───── Selected extract ─────

Supreme Court limits the ability of illegal immigrants to appeal deportation decisions:

Illegal immigrants have only limited grounds to appeal deportation orders to the federal courts, the Supreme Court ruled Monday.

The 5-4 decision applies to cases where someone has been ordered deported but then seeks special relief from immigration authorities.

The justices said the immigration authorities’ decisions on the facts of the case are final and cannot be appealed to federal courts. Courts can still weigh in on cases involving matters of law.

Justice Amy Coney Barrett, writing the majority opinion, said the way Congress wrote the law governing relief from deportation bars court “review of any judgment regarding the granting of relief.”

“This plainly includes factual findings,” she wrote.

───── Extracted material ─────

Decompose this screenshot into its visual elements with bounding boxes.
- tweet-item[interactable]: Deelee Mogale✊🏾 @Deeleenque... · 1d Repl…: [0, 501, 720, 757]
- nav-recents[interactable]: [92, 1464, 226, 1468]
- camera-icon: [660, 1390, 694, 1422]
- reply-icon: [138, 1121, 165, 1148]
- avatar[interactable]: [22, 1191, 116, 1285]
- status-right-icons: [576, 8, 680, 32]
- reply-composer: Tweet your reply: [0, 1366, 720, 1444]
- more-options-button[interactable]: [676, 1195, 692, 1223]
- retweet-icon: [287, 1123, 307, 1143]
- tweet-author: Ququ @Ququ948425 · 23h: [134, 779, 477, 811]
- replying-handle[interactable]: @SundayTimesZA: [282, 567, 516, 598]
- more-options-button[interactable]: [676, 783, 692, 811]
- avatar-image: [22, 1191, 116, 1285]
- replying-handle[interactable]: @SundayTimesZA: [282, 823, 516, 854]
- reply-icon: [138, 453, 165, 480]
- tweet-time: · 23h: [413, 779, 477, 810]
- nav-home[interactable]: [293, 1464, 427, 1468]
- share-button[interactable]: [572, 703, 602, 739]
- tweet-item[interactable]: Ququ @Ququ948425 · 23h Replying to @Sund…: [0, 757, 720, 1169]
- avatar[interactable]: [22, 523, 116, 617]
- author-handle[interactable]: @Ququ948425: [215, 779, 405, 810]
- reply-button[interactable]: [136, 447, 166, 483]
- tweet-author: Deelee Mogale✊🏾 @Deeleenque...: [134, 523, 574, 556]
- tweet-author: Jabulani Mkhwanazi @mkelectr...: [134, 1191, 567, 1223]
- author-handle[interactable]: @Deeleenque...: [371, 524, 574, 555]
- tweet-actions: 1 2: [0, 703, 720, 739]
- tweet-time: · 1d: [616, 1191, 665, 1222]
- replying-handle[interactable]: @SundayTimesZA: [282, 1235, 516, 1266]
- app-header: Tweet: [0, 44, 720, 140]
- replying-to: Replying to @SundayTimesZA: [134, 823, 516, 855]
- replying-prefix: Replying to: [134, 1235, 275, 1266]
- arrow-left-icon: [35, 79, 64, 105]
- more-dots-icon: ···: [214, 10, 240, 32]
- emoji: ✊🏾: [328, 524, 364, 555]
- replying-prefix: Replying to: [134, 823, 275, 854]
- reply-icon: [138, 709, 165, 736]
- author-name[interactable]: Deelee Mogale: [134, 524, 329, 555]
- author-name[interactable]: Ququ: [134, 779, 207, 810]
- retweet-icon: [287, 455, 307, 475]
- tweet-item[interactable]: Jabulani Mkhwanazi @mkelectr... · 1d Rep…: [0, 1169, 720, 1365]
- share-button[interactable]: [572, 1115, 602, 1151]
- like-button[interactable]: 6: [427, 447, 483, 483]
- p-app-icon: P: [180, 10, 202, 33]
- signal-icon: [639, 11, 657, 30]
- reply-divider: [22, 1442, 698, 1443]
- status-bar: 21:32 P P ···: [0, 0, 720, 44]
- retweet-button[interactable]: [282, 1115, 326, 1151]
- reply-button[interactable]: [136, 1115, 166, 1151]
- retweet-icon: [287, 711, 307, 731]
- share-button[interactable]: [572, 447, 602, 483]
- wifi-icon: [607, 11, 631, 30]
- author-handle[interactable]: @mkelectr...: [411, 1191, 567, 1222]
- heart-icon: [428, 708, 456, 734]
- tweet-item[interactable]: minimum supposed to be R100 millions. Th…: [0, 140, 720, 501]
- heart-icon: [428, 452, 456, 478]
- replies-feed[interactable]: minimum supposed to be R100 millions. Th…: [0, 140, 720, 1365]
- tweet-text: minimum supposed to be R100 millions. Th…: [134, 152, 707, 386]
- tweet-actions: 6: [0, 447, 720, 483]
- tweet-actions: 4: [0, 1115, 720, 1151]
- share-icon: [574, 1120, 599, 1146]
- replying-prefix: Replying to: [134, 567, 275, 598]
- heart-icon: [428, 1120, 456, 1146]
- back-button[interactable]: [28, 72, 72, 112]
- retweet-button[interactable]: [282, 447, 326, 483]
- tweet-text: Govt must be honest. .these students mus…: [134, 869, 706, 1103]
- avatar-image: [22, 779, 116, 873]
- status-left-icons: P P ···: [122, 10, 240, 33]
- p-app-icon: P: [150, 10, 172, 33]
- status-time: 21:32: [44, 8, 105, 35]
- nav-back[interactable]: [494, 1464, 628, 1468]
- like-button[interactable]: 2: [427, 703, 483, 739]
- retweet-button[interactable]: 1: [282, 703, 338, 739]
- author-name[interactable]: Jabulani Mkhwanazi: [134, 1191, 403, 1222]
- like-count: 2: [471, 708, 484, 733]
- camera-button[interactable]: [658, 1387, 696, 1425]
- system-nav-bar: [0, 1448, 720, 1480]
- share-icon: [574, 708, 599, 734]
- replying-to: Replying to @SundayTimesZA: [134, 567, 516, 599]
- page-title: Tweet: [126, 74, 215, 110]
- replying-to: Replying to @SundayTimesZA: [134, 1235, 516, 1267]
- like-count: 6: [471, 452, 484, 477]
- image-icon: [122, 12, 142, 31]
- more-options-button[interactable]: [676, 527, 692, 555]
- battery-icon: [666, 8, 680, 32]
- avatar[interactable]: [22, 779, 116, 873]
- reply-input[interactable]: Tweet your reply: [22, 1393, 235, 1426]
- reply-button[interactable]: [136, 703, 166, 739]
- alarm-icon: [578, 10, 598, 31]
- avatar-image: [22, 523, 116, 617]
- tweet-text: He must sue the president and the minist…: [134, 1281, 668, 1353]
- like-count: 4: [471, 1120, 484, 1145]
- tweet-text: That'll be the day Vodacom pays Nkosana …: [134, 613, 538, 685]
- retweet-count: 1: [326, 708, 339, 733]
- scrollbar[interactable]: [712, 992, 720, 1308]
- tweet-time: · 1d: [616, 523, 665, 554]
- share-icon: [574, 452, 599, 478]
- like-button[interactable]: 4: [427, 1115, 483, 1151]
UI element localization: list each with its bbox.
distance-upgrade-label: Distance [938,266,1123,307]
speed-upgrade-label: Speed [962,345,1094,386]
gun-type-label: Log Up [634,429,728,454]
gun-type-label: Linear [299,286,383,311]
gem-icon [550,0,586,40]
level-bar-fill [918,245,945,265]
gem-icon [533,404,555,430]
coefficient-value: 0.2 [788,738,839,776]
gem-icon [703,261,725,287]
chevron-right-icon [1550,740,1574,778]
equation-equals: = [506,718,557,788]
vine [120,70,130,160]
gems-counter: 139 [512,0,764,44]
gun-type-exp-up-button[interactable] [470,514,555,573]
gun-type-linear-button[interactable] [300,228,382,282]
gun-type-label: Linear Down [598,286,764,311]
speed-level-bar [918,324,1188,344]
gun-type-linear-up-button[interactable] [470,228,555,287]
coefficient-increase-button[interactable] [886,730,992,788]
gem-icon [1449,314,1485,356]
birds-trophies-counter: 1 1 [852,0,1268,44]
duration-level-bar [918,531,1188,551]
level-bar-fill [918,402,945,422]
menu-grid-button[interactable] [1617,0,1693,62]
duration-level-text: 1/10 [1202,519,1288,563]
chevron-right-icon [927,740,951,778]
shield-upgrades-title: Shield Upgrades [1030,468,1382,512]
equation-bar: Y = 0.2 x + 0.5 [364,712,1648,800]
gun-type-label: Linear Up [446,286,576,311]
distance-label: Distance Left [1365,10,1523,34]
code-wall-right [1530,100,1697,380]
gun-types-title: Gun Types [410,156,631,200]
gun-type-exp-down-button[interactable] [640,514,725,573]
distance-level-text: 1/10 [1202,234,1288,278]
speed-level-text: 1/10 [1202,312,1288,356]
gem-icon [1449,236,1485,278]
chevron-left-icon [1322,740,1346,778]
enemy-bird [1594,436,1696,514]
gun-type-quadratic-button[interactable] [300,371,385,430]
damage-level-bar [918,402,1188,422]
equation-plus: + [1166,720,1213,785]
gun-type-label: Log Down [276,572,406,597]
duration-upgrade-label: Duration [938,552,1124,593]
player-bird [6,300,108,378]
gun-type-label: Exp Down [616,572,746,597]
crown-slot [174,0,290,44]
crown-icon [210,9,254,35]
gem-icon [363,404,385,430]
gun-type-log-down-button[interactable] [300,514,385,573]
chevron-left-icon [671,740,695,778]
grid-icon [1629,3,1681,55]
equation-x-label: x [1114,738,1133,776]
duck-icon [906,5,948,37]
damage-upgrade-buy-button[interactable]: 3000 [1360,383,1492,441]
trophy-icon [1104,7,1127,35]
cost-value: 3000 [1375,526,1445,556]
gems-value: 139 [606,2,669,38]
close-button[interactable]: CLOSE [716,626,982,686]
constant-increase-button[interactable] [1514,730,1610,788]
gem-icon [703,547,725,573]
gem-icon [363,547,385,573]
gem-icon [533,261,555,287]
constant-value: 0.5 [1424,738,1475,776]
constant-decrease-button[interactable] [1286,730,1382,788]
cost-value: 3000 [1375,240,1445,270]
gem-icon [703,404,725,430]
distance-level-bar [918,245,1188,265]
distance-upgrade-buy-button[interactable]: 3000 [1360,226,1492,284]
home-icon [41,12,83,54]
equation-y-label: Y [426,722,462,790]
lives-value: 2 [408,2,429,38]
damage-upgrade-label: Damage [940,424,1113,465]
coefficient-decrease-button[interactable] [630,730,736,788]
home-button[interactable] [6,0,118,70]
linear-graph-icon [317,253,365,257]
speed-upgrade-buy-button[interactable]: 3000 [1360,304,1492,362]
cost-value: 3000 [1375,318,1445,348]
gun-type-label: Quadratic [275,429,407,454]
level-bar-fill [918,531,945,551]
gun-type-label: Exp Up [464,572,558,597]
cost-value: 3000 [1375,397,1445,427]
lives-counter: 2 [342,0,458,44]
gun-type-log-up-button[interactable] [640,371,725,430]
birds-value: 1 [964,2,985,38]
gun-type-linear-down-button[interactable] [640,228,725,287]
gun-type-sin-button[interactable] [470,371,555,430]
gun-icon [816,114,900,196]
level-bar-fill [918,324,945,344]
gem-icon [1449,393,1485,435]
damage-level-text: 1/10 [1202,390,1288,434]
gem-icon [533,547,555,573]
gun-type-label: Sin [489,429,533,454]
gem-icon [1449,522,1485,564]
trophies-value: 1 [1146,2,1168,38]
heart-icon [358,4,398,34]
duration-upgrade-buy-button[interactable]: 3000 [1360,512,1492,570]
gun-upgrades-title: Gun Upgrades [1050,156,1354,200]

─────

§ **Task to complete**
Write the next part of the news article on the Supreme Court's deportation appeals ruling, picking up after its final sentence. The data is material separate from the article on the deportation ruling.

§ **In response**
The case before the justices involved Pankajkumar Patel, an illegal immigrant who’s been in the U.S. now for nearly three decades. About 15 years ago he sought to try to legalize, but while doing so falsely checked on a driver’s license application in Georgia that he was an American citizen. —>READ MORE HERE

SCOTUS Rules 5-4 Against Illegal Alien Seeking to Evade Deportation from U.S.

The United States Supreme Court (SCOTUS) on Monday ruled in a 5-4 opinion against an illegal alien who sought to appeal his order for deportation before a federal appellate court.

Pankajkumar Patel, an illegal alien from India who arrived in the U.S. with his wife in the 1990s, applied for discretionary adjustment of status with the U.S. Citizenship and Immigration Services (USCIS) agency in 2007. The adjustment of status would have rewarded Patel and his wife with green cards.

USCIS denied Patel’s application, having found that he previously falsely claimed to be an American citizen on a Georgia driver’s license application. When the federal government sought to deport Patel and his wife years later, he again applied for adjustment of status and argued before a federal immigration judge that he accidentally checked the “citizen” box on the Georgia driver’s license application.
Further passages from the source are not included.